━━ ROWS ━━
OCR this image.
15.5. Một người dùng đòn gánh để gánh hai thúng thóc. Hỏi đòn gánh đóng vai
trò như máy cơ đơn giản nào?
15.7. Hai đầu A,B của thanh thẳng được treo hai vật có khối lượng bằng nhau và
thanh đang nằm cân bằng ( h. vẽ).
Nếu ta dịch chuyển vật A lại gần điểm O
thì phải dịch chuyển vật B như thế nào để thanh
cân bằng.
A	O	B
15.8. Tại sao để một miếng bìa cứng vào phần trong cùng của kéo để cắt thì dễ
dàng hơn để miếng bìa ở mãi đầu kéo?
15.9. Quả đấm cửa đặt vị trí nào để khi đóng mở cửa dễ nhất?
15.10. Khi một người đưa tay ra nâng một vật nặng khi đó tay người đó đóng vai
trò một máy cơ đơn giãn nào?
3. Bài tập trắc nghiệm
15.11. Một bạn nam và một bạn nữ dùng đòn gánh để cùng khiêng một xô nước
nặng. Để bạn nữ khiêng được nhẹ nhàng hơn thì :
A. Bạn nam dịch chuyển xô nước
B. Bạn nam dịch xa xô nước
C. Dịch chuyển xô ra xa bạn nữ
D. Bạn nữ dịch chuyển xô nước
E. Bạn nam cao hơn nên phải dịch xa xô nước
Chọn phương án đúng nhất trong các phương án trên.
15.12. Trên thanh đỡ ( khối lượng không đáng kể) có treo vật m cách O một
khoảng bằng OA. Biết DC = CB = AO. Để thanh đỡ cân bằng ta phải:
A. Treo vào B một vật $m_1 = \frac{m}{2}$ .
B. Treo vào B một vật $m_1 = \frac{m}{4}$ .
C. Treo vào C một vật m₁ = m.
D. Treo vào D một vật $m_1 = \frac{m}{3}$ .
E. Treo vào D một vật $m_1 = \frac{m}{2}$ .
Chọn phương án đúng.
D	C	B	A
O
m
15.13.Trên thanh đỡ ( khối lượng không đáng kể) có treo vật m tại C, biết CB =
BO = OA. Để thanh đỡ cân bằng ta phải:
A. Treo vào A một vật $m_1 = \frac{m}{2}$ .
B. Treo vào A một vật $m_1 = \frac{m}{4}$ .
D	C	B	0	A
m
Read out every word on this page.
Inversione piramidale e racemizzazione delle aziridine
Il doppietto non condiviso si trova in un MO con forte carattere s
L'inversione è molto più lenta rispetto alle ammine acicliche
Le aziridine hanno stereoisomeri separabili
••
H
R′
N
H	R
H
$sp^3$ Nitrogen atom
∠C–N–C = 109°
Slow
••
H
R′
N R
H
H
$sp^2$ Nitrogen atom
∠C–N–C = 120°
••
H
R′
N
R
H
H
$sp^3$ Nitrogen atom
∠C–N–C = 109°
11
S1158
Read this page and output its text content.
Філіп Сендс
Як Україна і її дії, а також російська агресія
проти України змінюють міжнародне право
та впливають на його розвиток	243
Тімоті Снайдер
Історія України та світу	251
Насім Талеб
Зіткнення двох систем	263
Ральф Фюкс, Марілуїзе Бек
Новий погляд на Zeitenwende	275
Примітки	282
━━━
- **CHALLENGE**
Copy each line of the data exactly, leaving nothing out.

- **SOLUTION FOR THIS TASK**
OCR this image.
15.5. Một người dùng đòn gánh để gánh hai thúng thóc. Hỏi đòn gánh đóng vai
trò như máy cơ đơn giản nào?
15.7. Hai đầu A,B của thanh thẳng được treo hai vật có khối lượng bằng nhau và
thanh đang nằm cân bằng ( h. vẽ).
Nếu ta dịch chuyển vật A lại gần điểm O
thì phải dịch chuyển vật B như thế nào để thanh
cân bằng.
A	O	B
15.8. Tại sao để một miếng bìa cứng vào phần trong cùng của kéo để cắt thì dễ
dàng hơn để miếng bìa ở mãi đầu kéo?
15.9. Quả đấm cửa đặt vị trí nào để khi đóng mở cửa dễ nhất?
15.10. Khi một người đưa tay ra nâng một vật nặng khi đó tay người đó đóng vai
trò một máy cơ đơn giãn nào?
3. Bài tập trắc nghiệm
15.11. Một bạn nam và một bạn nữ dùng đòn gánh để cùng khiêng một xô nước
nặng. Để bạn nữ khiêng được nhẹ nhàng hơn thì :
A. Bạn nam dịch chuyển xô nước
B. Bạn nam dịch xa xô nước
C. Dịch chuyển xô ra xa bạn nữ
D. Bạn nữ dịch chuyển xô nước
E. Bạn nam cao hơn nên phải dịch xa xô nước
Chọn phương án đúng nhất trong các phương án trên.
15.12. Trên thanh đỡ ( khối lượng không đáng kể) có treo vật m cách O một
khoảng bằng OA. Biết DC = CB = AO. Để thanh đỡ cân bằng ta phải:
A. Treo vào B một vật $m_1 = \frac{m}{2}$ .
B. Treo vào B một vật $m_1 = \frac{m}{4}$ .
C. Treo vào C một vật m₁ = m.
D. Treo vào D một vật $m_1 = \frac{m}{3}$ .
E. Treo vào D một vật $m_1 = \frac{m}{2}$ .
Chọn phương án đúng.
D	C	B	A
O
m
15.13.Trên thanh đỡ ( khối lượng không đáng kể) có treo vật m tại C, biết CB =
BO = OA. Để thanh đỡ cân bằng ta phải:
A. Treo vào A một vật $m_1 = \frac{m}{2}$ .
B. Treo vào A một vật $m_1 = \frac{m}{4}$ .
D	C	B	0	A
m
Read out every word on this page.
Inversione piramidale e racemizzazione delle aziridine
Il doppietto non condiviso si trova in un MO con forte carattere s
L'inversione è molto più lenta rispetto alle ammine acicliche
Le aziridine hanno stereoisomeri separabili
••
H
R′
N
H	R
H
$sp^3$ Nitrogen atom
∠C–N–C = 109°
Slow
••
H
R′
N R
H
H
$sp^2$ Nitrogen atom
∠C–N–C = 120°
••
H
R′
N
R
H
H
$sp^3$ Nitrogen atom
∠C–N–C = 109°
11
S1158
Read this page and output its text content.
Філіп Сендс
Як Україна і її дії, а також російська агресія
проти України змінюють міжнародне право
та впливають на його розвиток	243
Тімоті Снайдер
Історія України та світу	251
Насім Талеб
Зіткнення двох систем	263
Ральф Фюкс, Марілуїзе Бек
Новий погляд на Zeitenwende	275
Примітки	282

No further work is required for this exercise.